## GOAL OF THE EXERCISE:
Reproduce the following material exactly, including every line.

Figure record extracts:
####################
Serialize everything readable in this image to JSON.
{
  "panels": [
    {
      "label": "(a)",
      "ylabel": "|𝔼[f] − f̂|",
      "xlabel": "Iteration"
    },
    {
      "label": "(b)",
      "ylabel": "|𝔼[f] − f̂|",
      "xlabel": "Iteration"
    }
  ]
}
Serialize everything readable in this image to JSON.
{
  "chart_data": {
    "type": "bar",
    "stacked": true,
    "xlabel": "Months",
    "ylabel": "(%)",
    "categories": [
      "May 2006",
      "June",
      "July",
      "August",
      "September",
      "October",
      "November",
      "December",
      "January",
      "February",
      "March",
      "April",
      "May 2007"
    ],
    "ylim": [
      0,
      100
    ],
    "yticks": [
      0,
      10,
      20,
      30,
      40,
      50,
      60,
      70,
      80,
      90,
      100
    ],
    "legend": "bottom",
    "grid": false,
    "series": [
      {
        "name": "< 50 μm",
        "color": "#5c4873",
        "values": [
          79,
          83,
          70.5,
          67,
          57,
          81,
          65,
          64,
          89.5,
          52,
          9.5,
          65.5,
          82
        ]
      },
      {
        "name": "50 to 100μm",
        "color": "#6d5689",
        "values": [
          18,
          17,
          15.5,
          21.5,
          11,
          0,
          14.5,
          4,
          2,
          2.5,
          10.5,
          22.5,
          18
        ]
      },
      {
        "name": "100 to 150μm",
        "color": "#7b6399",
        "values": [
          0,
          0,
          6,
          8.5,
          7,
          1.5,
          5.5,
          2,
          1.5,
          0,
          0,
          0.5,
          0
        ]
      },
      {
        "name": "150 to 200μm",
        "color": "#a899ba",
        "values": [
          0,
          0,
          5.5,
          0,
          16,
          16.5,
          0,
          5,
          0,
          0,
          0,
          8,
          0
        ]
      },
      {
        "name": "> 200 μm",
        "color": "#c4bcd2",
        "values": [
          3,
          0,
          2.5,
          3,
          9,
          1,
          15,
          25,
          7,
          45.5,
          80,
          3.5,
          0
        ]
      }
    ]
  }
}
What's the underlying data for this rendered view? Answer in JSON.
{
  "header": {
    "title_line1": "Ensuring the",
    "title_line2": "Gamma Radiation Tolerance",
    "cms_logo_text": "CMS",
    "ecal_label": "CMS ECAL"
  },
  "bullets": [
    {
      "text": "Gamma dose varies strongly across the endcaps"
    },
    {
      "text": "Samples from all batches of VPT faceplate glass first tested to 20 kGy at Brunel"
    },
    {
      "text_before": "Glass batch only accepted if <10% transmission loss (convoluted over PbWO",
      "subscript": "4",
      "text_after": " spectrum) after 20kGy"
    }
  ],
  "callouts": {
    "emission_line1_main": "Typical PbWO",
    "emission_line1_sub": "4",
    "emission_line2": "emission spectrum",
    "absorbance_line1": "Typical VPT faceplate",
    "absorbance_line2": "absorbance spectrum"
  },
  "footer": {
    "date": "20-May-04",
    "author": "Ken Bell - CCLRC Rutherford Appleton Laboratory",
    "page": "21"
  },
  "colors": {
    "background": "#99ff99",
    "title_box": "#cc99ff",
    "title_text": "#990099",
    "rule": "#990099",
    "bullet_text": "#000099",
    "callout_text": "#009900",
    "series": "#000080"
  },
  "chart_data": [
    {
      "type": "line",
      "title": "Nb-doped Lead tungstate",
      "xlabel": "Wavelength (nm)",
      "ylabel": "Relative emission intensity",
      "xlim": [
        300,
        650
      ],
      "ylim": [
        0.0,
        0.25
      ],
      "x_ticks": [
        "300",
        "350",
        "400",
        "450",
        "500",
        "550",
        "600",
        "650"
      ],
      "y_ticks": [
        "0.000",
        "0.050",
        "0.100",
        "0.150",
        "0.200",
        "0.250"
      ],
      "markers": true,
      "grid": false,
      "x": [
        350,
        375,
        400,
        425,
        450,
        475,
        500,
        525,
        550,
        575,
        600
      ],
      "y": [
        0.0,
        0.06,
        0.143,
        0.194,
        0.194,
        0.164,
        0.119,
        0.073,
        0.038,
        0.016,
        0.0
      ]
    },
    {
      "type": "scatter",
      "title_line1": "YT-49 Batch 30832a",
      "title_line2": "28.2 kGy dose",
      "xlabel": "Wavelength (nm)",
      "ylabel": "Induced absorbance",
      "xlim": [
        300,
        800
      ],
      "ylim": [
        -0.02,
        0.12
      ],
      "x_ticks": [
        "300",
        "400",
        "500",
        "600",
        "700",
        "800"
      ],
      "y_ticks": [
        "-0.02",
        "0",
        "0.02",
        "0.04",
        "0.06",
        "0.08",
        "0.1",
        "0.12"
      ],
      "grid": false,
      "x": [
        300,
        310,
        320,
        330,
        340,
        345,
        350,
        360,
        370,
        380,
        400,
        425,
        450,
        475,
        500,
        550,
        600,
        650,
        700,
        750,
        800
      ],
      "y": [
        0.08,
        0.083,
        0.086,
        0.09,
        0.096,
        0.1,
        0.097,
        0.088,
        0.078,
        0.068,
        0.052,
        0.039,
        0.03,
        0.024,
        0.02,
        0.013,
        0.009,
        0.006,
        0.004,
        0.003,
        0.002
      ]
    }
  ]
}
####################
## TASK OUTPUT:
Serialize everything readable in this image to JSON.
{
  "panels": [
    {
      "label": "(a)",
      "ylabel": "|𝔼[f] − f̂|",
      "xlabel": "Iteration"
    },
    {
      "label": "(b)",
      "ylabel": "|𝔼[f] − f̂|",
      "xlabel": "Iteration"
    }
  ]
}
Serialize everything readable in this image to JSON.
{
  "chart_data": {
    "type": "bar",
    "stacked": true,
    "xlabel": "Months",
    "ylabel": "(%)",
    "categories": [
      "May 2006",
      "June",
      "July",
      "August",
      "September",
      "October",
      "November",
      "December",
      "January",
      "February",
      "March",
      "April",
      "May 2007"
    ],
    "ylim": [
      0,
      100
    ],
    "yticks": [
      0,
      10,
      20,
      30,
      40,
      50,
      60,
      70,
      80,
      90,
      100
    ],
    "legend": "bottom",
    "grid": false,
    "series": [
      {
        "name": "< 50 μm",
        "color": "#5c4873",
        "values": [
          79,
          83,
          70.5,
          67,
          57,
          81,
          65,
          64,
          89.5,
          52,
          9.5,
          65.5,
          82
        ]
      },
      {
        "name": "50 to 100μm",
        "color": "#6d5689",
        "values": [
          18,
          17,
          15.5,
          21.5,
          11,
          0,
          14.5,
          4,
          2,
          2.5,
          10.5,
          22.5,
          18
        ]
      },
      {
        "name": "100 to 150μm",
        "color": "#7b6399",
        "values": [
          0,
          0,
          6,
          8.5,
          7,
          1.5,
          5.5,
          2,
          1.5,
          0,
          0,
          0.5,
          0
        ]
      },
      {
        "name": "150 to 200μm",
        "color": "#a899ba",
        "values": [
          0,
          0,
          5.5,
          0,
          16,
          16.5,
          0,
          5,
          0,
          0,
          0,
          8,
          0
        ]
      },
      {
        "name": "> 200 μm",
        "color": "#c4bcd2",
        "values": [
          3,
          0,
          2.5,
          3,
          9,
          1,
          15,
          25,
          7,
          45.5,
          80,
          3.5,
          0
        ]
      }
    ]
  }
}
What's the underlying data for this rendered view? Answer in JSON.
{
  "header": {
    "title_line1": "Ensuring the",
    "title_line2": "Gamma Radiation Tolerance",
    "cms_logo_text": "CMS",
    "ecal_label": "CMS ECAL"
  },
  "bullets": [
    {
      "text": "Gamma dose varies strongly across the endcaps"
    },
    {
      "text": "Samples from all batches of VPT faceplate glass first tested to 20 kGy at Brunel"
    },
    {
      "text_before": "Glass batch only accepted if <10% transmission loss (convoluted over PbWO",
      "subscript": "4",
      "text_after": " spectrum) after 20kGy"
    }
  ],
  "callouts": {
    "emission_line1_main": "Typical PbWO",
    "emission_line1_sub": "4",
    "emission_line2": "emission spectrum",
    "absorbance_line1": "Typical VPT faceplate",
    "absorbance_line2": "absorbance spectrum"
  },
  "footer": {
    "date": "20-May-04",
    "author": "Ken Bell - CCLRC Rutherford Appleton Laboratory",
    "page": "21"
  },
  "colors": {
    "background": "#99ff99",
    "title_box": "#cc99ff",
    "title_text": "#990099",
    "rule": "#990099",
    "bullet_text": "#000099",
    "callout_text": "#009900",
    "series": "#000080"
  },
  "chart_data": [
    {
      "type": "line",
      "title": "Nb-doped Lead tungstate",
      "xlabel": "Wavelength (nm)",
      "ylabel": "Relative emission intensity",
      "xlim": [
        300,
        650
      ],
      "ylim": [
        0.0,
        0.25
      ],
      "x_ticks": [
        "300",
        "350",
        "400",
        "450",
        "500",
        "550",
        "600",
        "650"
      ],
      "y_ticks": [
        "0.000",
        "0.050",
        "0.100",
        "0.150",
        "0.200",
        "0.250"
      ],
      "markers": true,
      "grid": false,
      "x": [
        350,
        375,
        400,
        425,
        450,
        475,
        500,
        525,
        550,
        575,
        600
      ],
      "y": [
        0.0,
        0.06,
        0.143,
        0.194,
        0.194,
        0.164,
        0.119,
        0.073,
        0.038,
        0.016,
        0.0
      ]
    },
    {
      "type": "scatter",
      "title_line1": "YT-49 Batch 30832a",
      "title_line2": "28.2 kGy dose",
      "xlabel": "Wavelength (nm)",
      "ylabel": "Induced absorbance",
      "xlim": [
        300,
        800
      ],
      "ylim": [
        -0.02,
        0.12
      ],
      "x_ticks": [
        "300",
        "400",
        "500",
        "600",
        "700",
        "800"
      ],
      "y_ticks": [
        "-0.02",
        "0",
        "0.02",
        "0.04",
        "0.06",
        "0.08",
        "0.1",
        "0.12"
      ],
      "grid": false,
      "x": [
        300,
        310,
        320,
        330,
        340,
        345,
        350,
        360,
        370,
        380,
        400,
        425,
        450,
        475,
        500,
        550,
        600,
        650,
        700,
        750,
        800
      ],
      "y": [
        0.08,
        0.083,
        0.086,
        0.09,
        0.096,
        0.1,
        0.097,
        0.088,
        0.078,
        0.068,
        0.052,
        0.039,
        0.03,
        0.024,
        0.02,
        0.013,
        0.009,
        0.006,
        0.004,
        0.003,
        0.002
      ]
    }
  ]
}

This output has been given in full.